● Collected data entries:
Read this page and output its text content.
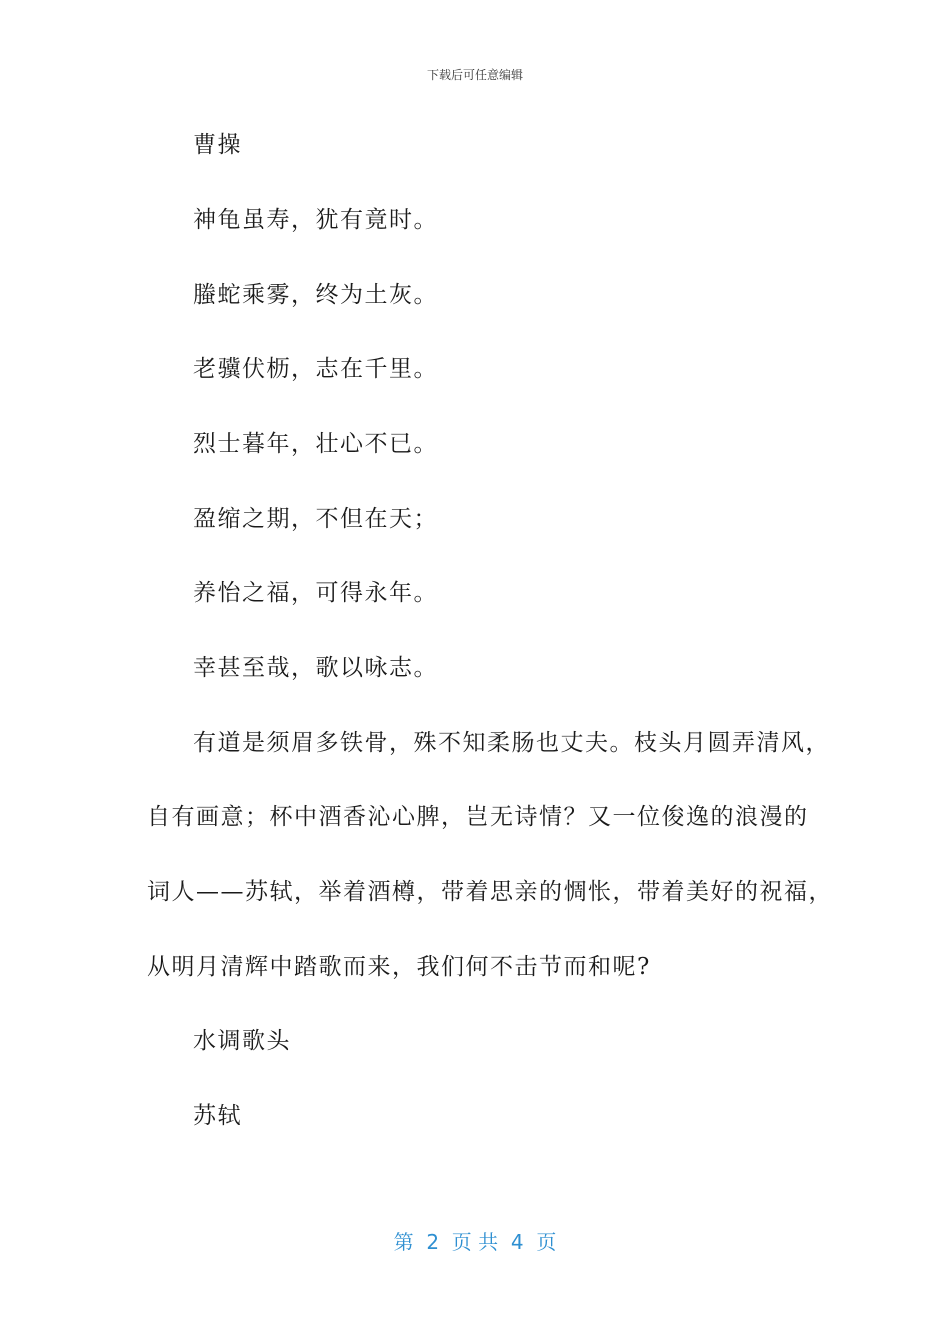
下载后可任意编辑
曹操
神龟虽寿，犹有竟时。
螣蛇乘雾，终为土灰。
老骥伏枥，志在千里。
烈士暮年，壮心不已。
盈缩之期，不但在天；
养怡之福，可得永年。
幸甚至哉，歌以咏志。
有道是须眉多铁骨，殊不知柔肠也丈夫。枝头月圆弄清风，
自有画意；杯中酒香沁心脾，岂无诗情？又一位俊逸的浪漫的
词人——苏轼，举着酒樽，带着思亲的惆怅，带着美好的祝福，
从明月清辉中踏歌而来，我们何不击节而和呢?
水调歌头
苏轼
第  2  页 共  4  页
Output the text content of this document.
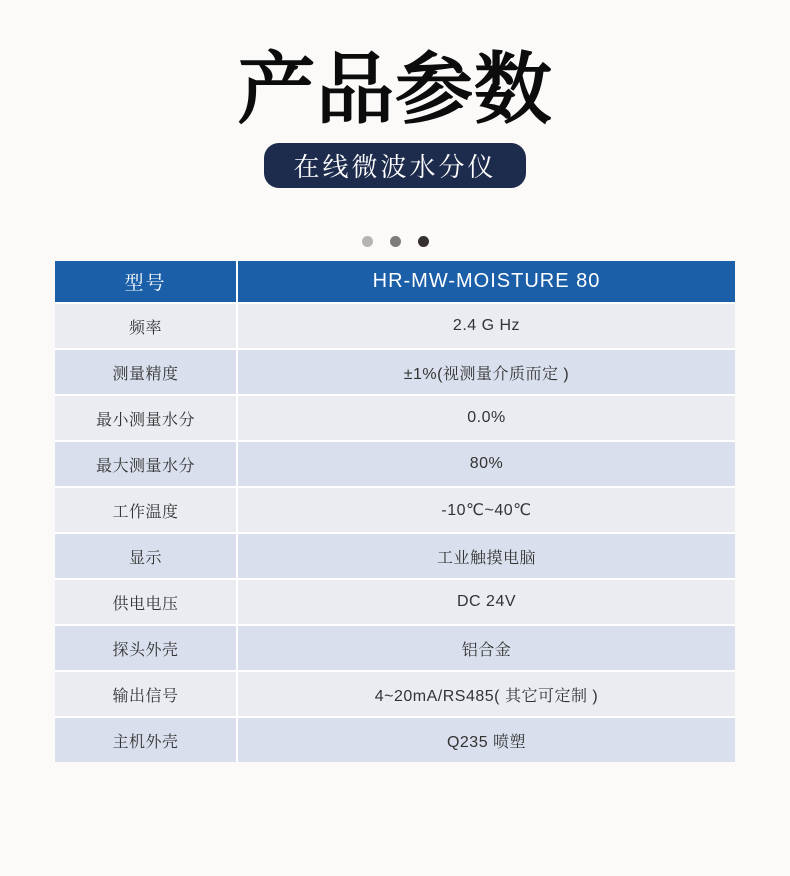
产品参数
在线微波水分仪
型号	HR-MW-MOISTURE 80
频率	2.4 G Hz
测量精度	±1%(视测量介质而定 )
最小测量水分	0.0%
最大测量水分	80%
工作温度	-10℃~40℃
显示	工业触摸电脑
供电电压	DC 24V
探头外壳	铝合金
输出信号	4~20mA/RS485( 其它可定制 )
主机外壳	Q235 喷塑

● Exercise instructions:
Copy exactly the lines from the line containing "Output the text content of this document." through the last line of the records, both included, and omit every picture.

● Output:
Output the text content of this document.
产品参数
在线微波水分仪
型号	HR-MW-MOISTURE 80
频率	2.4 G Hz
测量精度	±1%(视测量介质而定 )
最小测量水分	0.0%
最大测量水分	80%
工作温度	-10℃~40℃
显示	工业触摸电脑
供电电压	DC 24V
探头外壳	铝合金
输出信号	4~20mA/RS485( 其它可定制 )
主机外壳	Q235 喷塑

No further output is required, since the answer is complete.